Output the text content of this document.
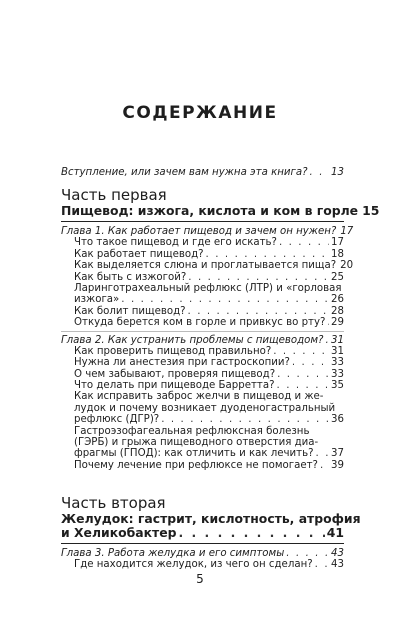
СОДЕРЖАНИЕ
Вступление, или зачем вам нужна эта книга? . . . 13
Часть первая
Пищевод: изжога, кислота и ком в горле 15
Глава 1. Как работает пищевод и зачем он нужен? 17
Что такое пищевод и где его искать? . . .	17
Как работает пищевод? . . .	18
Как выделяется слюна и проглатывается пища? 20
Как быть с изжогой? . . .	25
Ларинготрахеальный рефлюкс (ЛТР) и «горловая
изжога» . . .	26
Как болит пищевод? . . .	28
Откуда берется ком в горле и привкус во рту? . . . 29
Глава 2. Как устранить проблемы с пищеводом? . . . 31
Как проверить пищевод правильно? . . .	31
Нужна ли анестезия при гастроскопии? . . .	33
О чем забывают, проверяя пищевод? . . .	33
Что делать при пищеводе Барретта? . . .	35
Как исправить заброс желчи в пищевод и же-
лудок и почему возникает дуоденогастральный
рефлюкс (ДГР)? . . .	36
Гастроэзофагеальная рефлюксная болезнь
(ГЭРБ) и грыжа пищеводного отверстия диа-
фрагмы (ГПОД): как отличить и как лечить? . . . 37
Почему лечение при рефлюксе не помогает? . . . 39
Часть вторая
Желудок: гастрит, кислотность, атрофия
и Хеликобактер . . .	41
Глава 3. Работа желудка и его симптомы . . .	43
Где находится желудок, из чего он сделан? . . . 43
5
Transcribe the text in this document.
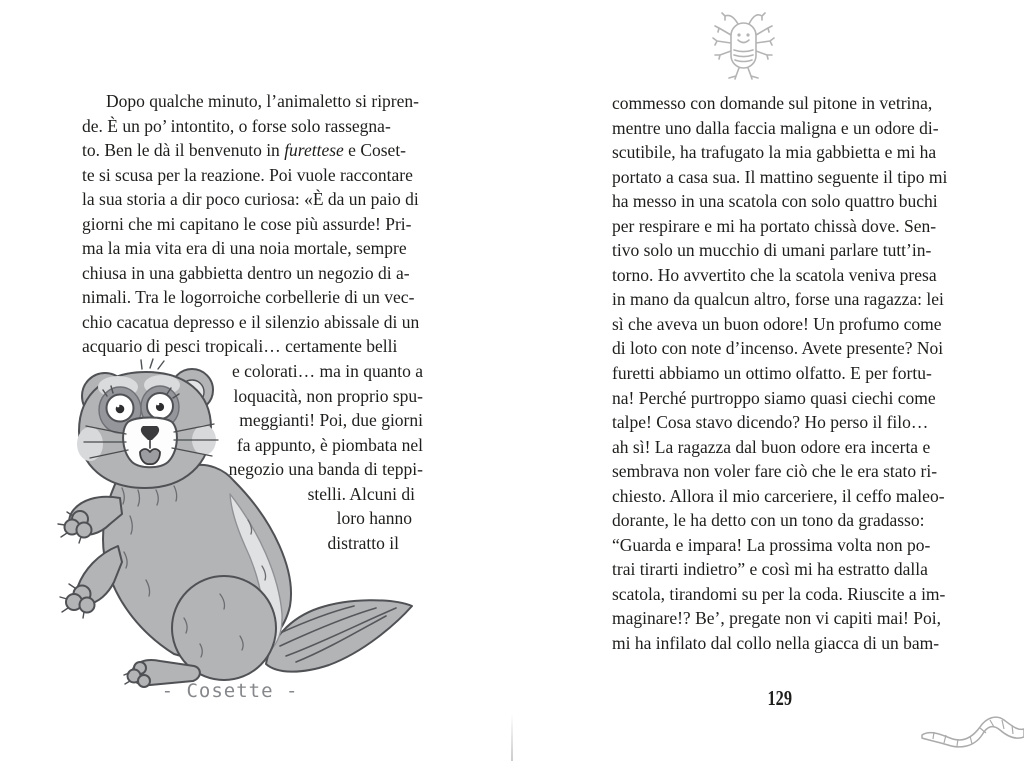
Dopo qualche minuto, l’animaletto si ripren-
de. È un po’ intontito, o forse solo rassegna-
to. Ben le dà il benvenuto in furettese e Coset-
te si scusa per la reazione. Poi vuole raccontare
la sua storia a dir poco curiosa: «È da un paio di
giorni che mi capitano le cose più assurde! Pri-
ma la mia vita era di una noia mortale, sempre
chiusa in una gabbietta dentro un negozio di a-
nimali. Tra le logorroiche corbellerie di un vec-
chio cacatua depresso e il silenzio abissale di un
acquario di pesci tropicali… certamente belli
e colorati… ma in quanto a
loquacità, non proprio spu-
meggianti! Poi, due giorni
fa appunto, è piombata nel
negozio una banda di teppi-
stelli. Alcuni di
loro hanno
distratto il
- Cosette -
commesso con domande sul pitone in vetrina,
mentre uno dalla faccia maligna e un odore di-
scutibile, ha trafugato la mia gabbietta e mi ha
portato a casa sua. Il mattino seguente il tipo mi
ha messo in una scatola con solo quattro buchi
per respirare e mi ha portato chissà dove. Sen-
tivo solo un mucchio di umani parlare tutt’in-
torno. Ho avvertito che la scatola veniva presa
in mano da qualcun altro, forse una ragazza: lei
sì che aveva un buon odore! Un profumo come
di loto con note d’incenso. Avete presente? Noi
furetti abbiamo un ottimo olfatto. E per fortu-
na! Perché purtroppo siamo quasi ciechi come
talpe! Cosa stavo dicendo? Ho perso il filo…
ah sì! La ragazza dal buon odore era incerta e
sembrava non voler fare ciò che le era stato ri-
chiesto. Allora il mio carceriere, il ceffo maleo-
dorante, le ha detto con un tono da gradasso:
“Guarda e impara! La prossima volta non po-
trai tirarti indietro” e così mi ha estratto dalla
scatola, tirandomi su per la coda. Riuscite a im-
maginare!? Be’, pregate non vi capiti mai! Poi,
mi ha infilato dal collo nella giacca di un bam-
129
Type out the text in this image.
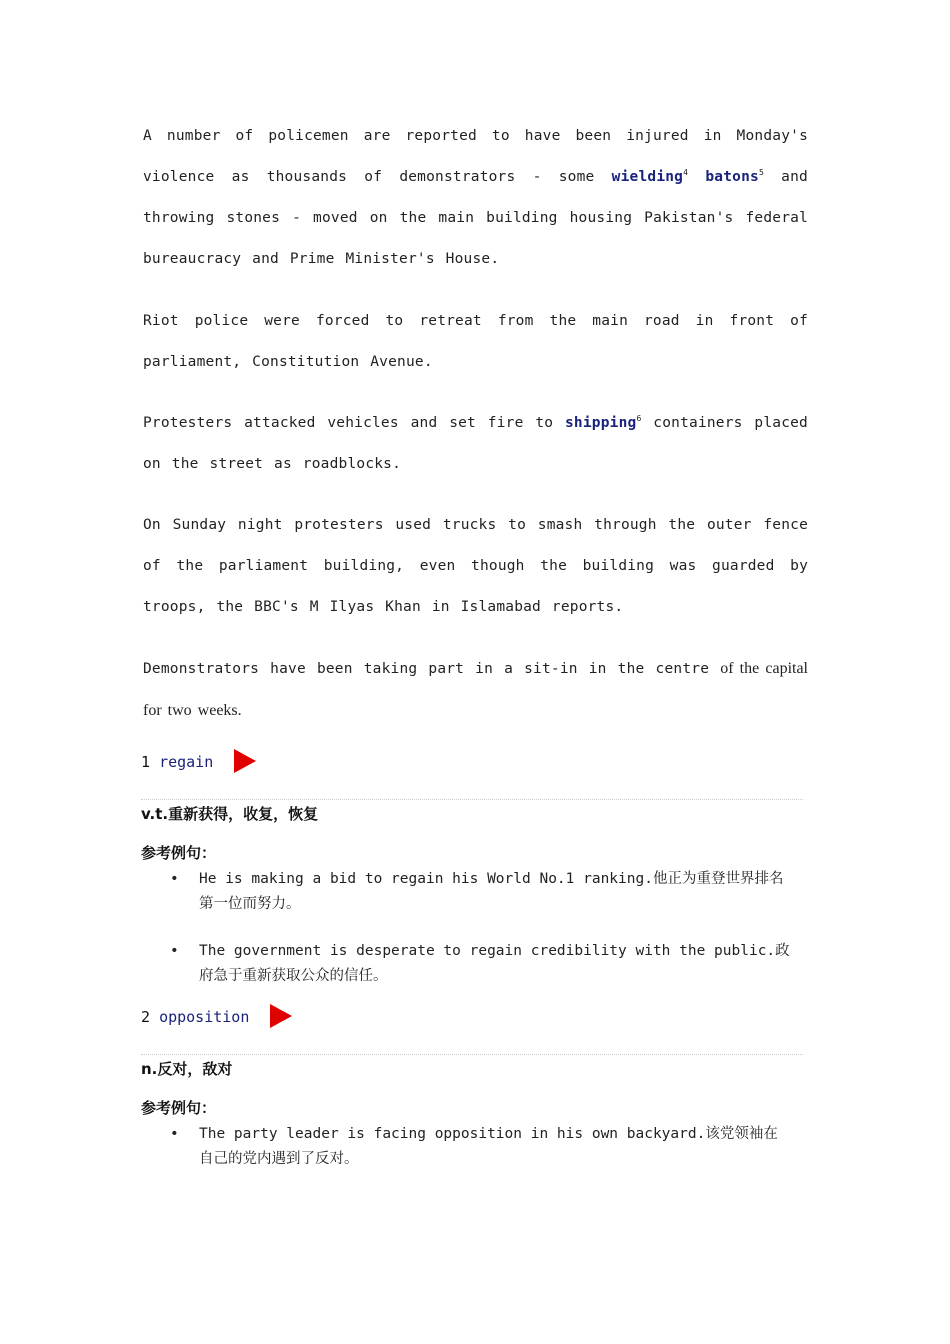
A number of policemen are reported to have been injured in Monday's violence as thousands of demonstrators - some wielding$^4$ batons$^5$ and throwing stones - moved on the main building housing Pakistan's federal bureaucracy and Prime Minister's House.

Riot police were forced to retreat from the main road in front of parliament, Constitution Avenue.

Protesters attacked vehicles and set fire to shipping$^6$ containers placed on the street as roadblocks.

On Sunday night protesters used trucks to smash through the outer fence of the parliament building, even though the building was guarded by troops, the BBC's M Ilyas Khan in Islamabad reports.

Demonstrators have been taking part in a sit-in in the centre of the capital for two weeks.

1 regain
v.t.重新获得，收复，恢复
参考例句：
• He is making a bid to regain his World No.1 ranking.他正为重登世界排名第一位而努力。
• The government is desperate to regain credibility with the public.政府急于重新获取公众的信任。
2 opposition
n.反对，敌对
参考例句：
• The party leader is facing opposition in his own backyard.该党领袖在自己的党内遇到了反对。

────────────────────

Every record must be copied exactly, with images dropped from the result.

Output the text content of this document.
СОДЕРЖАНИЕ
Вступление, или зачем вам нужна эта книга? . . . 13
Часть первая
Пищевод: изжога, кислота и ком в горле 15
Глава 1. Как работает пищевод и зачем он нужен? 17
Что такое пищевод и где его искать? . . .	17
Как работает пищевод? . . .	18
Как выделяется слюна и проглатывается пища? 20
Как быть с изжогой? . . .	25
Ларинготрахеальный рефлюкс (ЛТР) и «горловая
изжога» . . .	26
Как болит пищевод? . . .	28
Откуда берется ком в горле и привкус во рту? . . . 29
Глава 2. Как устранить проблемы с пищеводом? . . . 31
Как проверить пищевод правильно? . . .	31
Нужна ли анестезия при гастроскопии? . . .	33
О чем забывают, проверяя пищевод? . . .	33
Что делать при пищеводе Барретта? . . .	35
Как исправить заброс желчи в пищевод и же-
лудок и почему возникает дуоденогастральный
рефлюкс (ДГР)? . . .	36
Гастроэзофагеальная рефлюксная болезнь
(ГЭРБ) и грыжа пищеводного отверстия диа-
фрагмы (ГПОД): как отличить и как лечить? . . . 37
Почему лечение при рефлюксе не помогает? . . . 39
Часть вторая
Желудок: гастрит, кислотность, атрофия
и Хеликобактер . . .	41
Глава 3. Работа желудка и его симптомы . . .	43
Где находится желудок, из чего он сделан? . . . 43
5
Transcribe the text in this document.
Dopo qualche minuto, l’animaletto si ripren-
de. È un po’ intontito, o forse solo rassegna-
to. Ben le dà il benvenuto in furettese e Coset-
te si scusa per la reazione. Poi vuole raccontare
la sua storia a dir poco curiosa: «È da un paio di
giorni che mi capitano le cose più assurde! Pri-
ma la mia vita era di una noia mortale, sempre
chiusa in una gabbietta dentro un negozio di a-
nimali. Tra le logorroiche corbellerie di un vec-
chio cacatua depresso e il silenzio abissale di un
acquario di pesci tropicali… certamente belli
e colorati… ma in quanto a
loquacità, non proprio spu-
meggianti! Poi, due giorni
fa appunto, è piombata nel
negozio una banda di teppi-
stelli. Alcuni di
loro hanno
distratto il
- Cosette -
commesso con domande sul pitone in vetrina,
mentre uno dalla faccia maligna e un odore di-
scutibile, ha trafugato la mia gabbietta e mi ha
portato a casa sua. Il mattino seguente il tipo mi
ha messo in una scatola con solo quattro buchi
per respirare e mi ha portato chissà dove. Sen-
tivo solo un mucchio di umani parlare tutt’in-
torno. Ho avvertito che la scatola veniva presa
in mano da qualcun altro, forse una ragazza: lei
sì che aveva un buon odore! Un profumo come
di loto con note d’incenso. Avete presente? Noi
furetti abbiamo un ottimo olfatto. E per fortu-
na! Perché purtroppo siamo quasi ciechi come
talpe! Cosa stavo dicendo? Ho perso il filo…
ah sì! La ragazza dal buon odore era incerta e
sembrava non voler fare ciò che le era stato ri-
chiesto. Allora il mio carceriere, il ceffo maleo-
dorante, le ha detto con un tono da gradasso:
“Guarda e impara! La prossima volta non po-
trai tirarti indietro” e così mi ha estratto dalla
scatola, tirandomi su per la coda. Riuscite a im-
maginare!? Be’, pregate non vi capiti mai! Poi,
mi ha infilato dal collo nella giacca di un bam-
129
Type out the text in this image.
A number of policemen are reported to have been injured in Monday's violence as thousands of demonstrators - some wielding$^4$ batons$^5$ and throwing stones - moved on the main building housing Pakistan's federal bureaucracy and Prime Minister's House.

Riot police were forced to retreat from the main road in front of parliament, Constitution Avenue.

Protesters attacked vehicles and set fire to shipping$^6$ containers placed on the street as roadblocks.

On Sunday night protesters used trucks to smash through the outer fence of the parliament building, even though the building was guarded by troops, the BBC's M Ilyas Khan in Islamabad reports.

Demonstrators have been taking part in a sit-in in the centre of the capital for two weeks.

1 regain
v.t.重新获得，收复，恢复
参考例句：
• He is making a bid to regain his World No.1 ranking.他正为重登世界排名第一位而努力。
• The government is desperate to regain credibility with the public.政府急于重新获取公众的信任。
2 opposition
n.反对，敌对
参考例句：
• The party leader is facing opposition in his own backyard.该党领袖在自己的党内遇到了反对。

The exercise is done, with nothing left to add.